>>>

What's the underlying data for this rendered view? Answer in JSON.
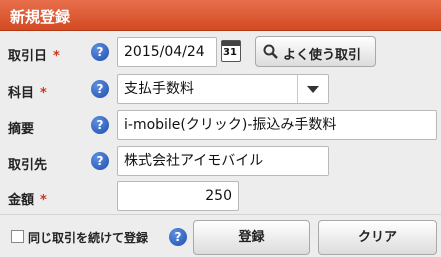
{
  "title": "新規登録",
  "required_mark": "*",
  "help_glyph": "?",
  "date": {
    "label": "取引日",
    "value": "2015/04/24",
    "calendar_day": "31",
    "frequent_button": "よく使う取引"
  },
  "subject": {
    "label": "科目",
    "value": "支払手数料"
  },
  "summary": {
    "label": "摘要",
    "value": "i-mobile(クリック)-振込み手数料"
  },
  "partner": {
    "label": "取引先",
    "value": "株式会社アイモバイル"
  },
  "amount": {
    "label": "金額",
    "value": "250"
  },
  "footer": {
    "continue_label": "同じ取引を続けて登録",
    "register_button": "登録",
    "clear_button": "クリア"
  },
  "colors": {
    "title_bar": "#d9532a",
    "required": "#d0341e",
    "help_icon": "#2a5bbd"
  }
}
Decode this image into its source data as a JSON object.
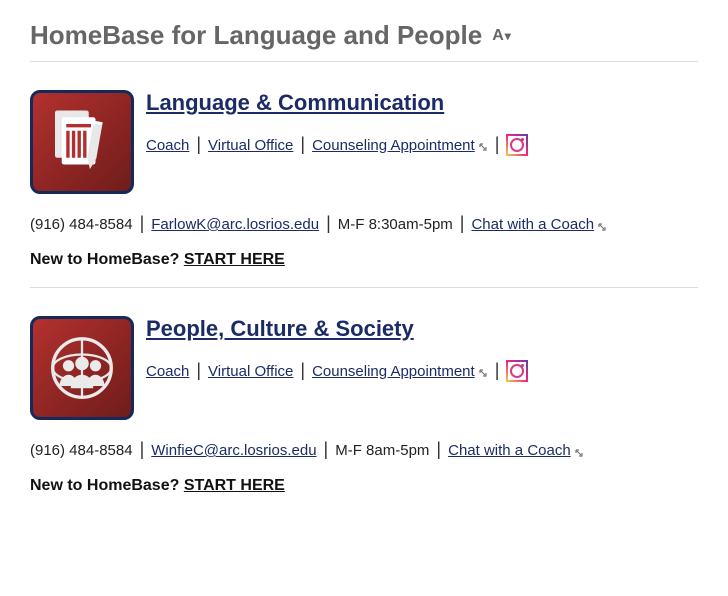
{
  "heading": "HomeBase for Language and People",
  "font_reduce_label": "A",
  "sections": [
    {
      "icon": "document",
      "title": "Language & Communication",
      "links": {
        "coach": "Coach",
        "virtual_office": "Virtual Office",
        "counseling": "Counseling Appointment"
      },
      "phone": "(916) 484-8584",
      "email": "FarlowK@arc.losrios.edu",
      "hours": "M-F 8:30am-5pm",
      "chat": "Chat with a Coach",
      "new_prefix": "New to HomeBase? ",
      "start": "START HERE"
    },
    {
      "icon": "people",
      "title": "People, Culture & Society",
      "links": {
        "coach": "Coach",
        "virtual_office": "Virtual Office",
        "counseling": "Counseling Appointment"
      },
      "phone": "(916) 484-8584",
      "email": "WinfieC@arc.losrios.edu",
      "hours": "M-F 8am-5pm",
      "chat": "Chat with a Coach",
      "new_prefix": "New to HomeBase? ",
      "start": "START HERE"
    }
  ]
}
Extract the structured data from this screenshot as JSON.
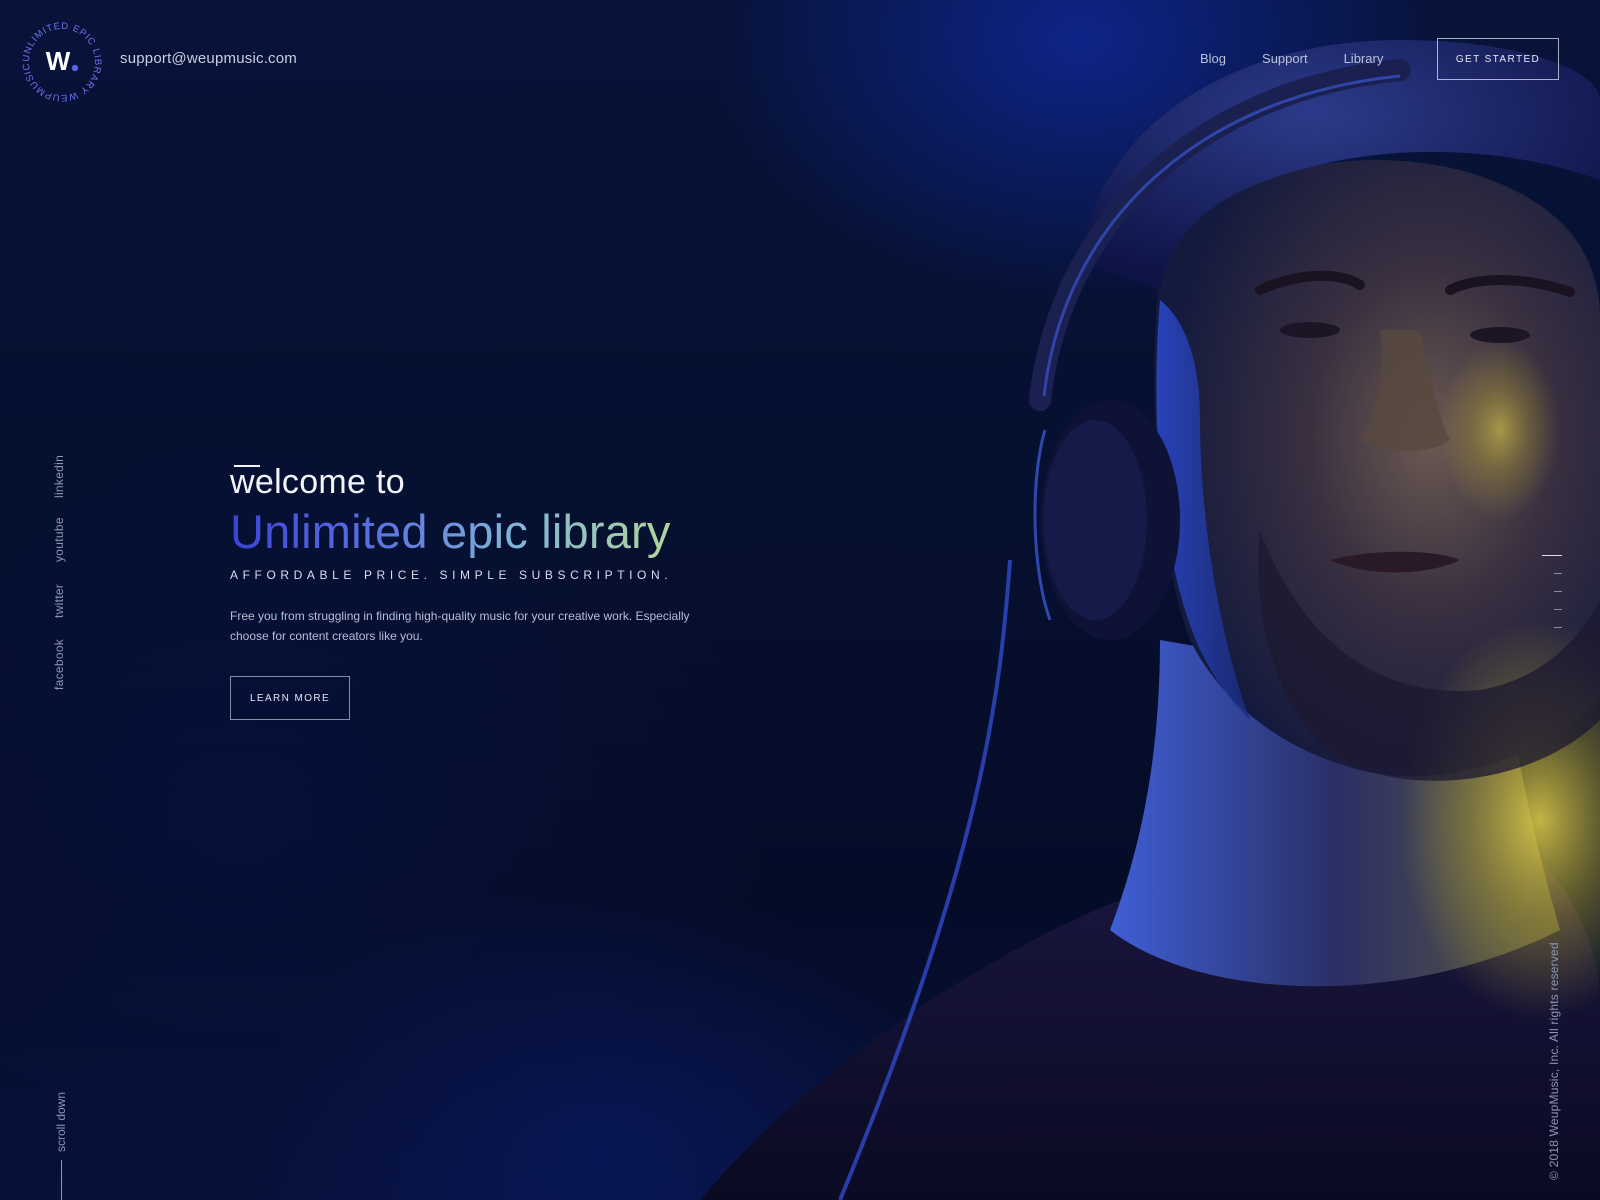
{
  "brand": {
    "logo_mark": "W.",
    "logo_ring_text": "UNLIMITED EPIC LIBRARY WEUPMUSIC",
    "accent_color": "#5b5fe6"
  },
  "header": {
    "email": "support@weupmusic.com",
    "nav": [
      {
        "label": "Blog"
      },
      {
        "label": "Support"
      },
      {
        "label": "Library"
      }
    ],
    "cta_label": "GET STARTED"
  },
  "social": {
    "links": [
      {
        "label": "linkedin"
      },
      {
        "label": "youtube"
      },
      {
        "label": "twitter"
      },
      {
        "label": "facebook"
      }
    ],
    "scroll_label": "scroll down"
  },
  "hero": {
    "welcome": "welcome to",
    "headline": "Unlimited epic library",
    "tagline": "AFFORDABLE PRICE. SIMPLE SUBSCRIPTION.",
    "description": "Free you from struggling in finding high-quality music for your creative work. Especially choose for content creators like you.",
    "button_label": "LEARN MORE",
    "headline_gradient": [
      "#3b43d6",
      "#5c73e0",
      "#7fb4d8",
      "#b9dc8f"
    ]
  },
  "footer": {
    "copyright": "© 2018 WeupMusic, Inc. All rights reserved"
  },
  "hero_image": {
    "subject": "man-with-headphones-and-beanie"
  }
}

<<<

Exercise aim → Looking at the material above, count the lines that hold "JSON" and give the total alone.

Expected answer → 3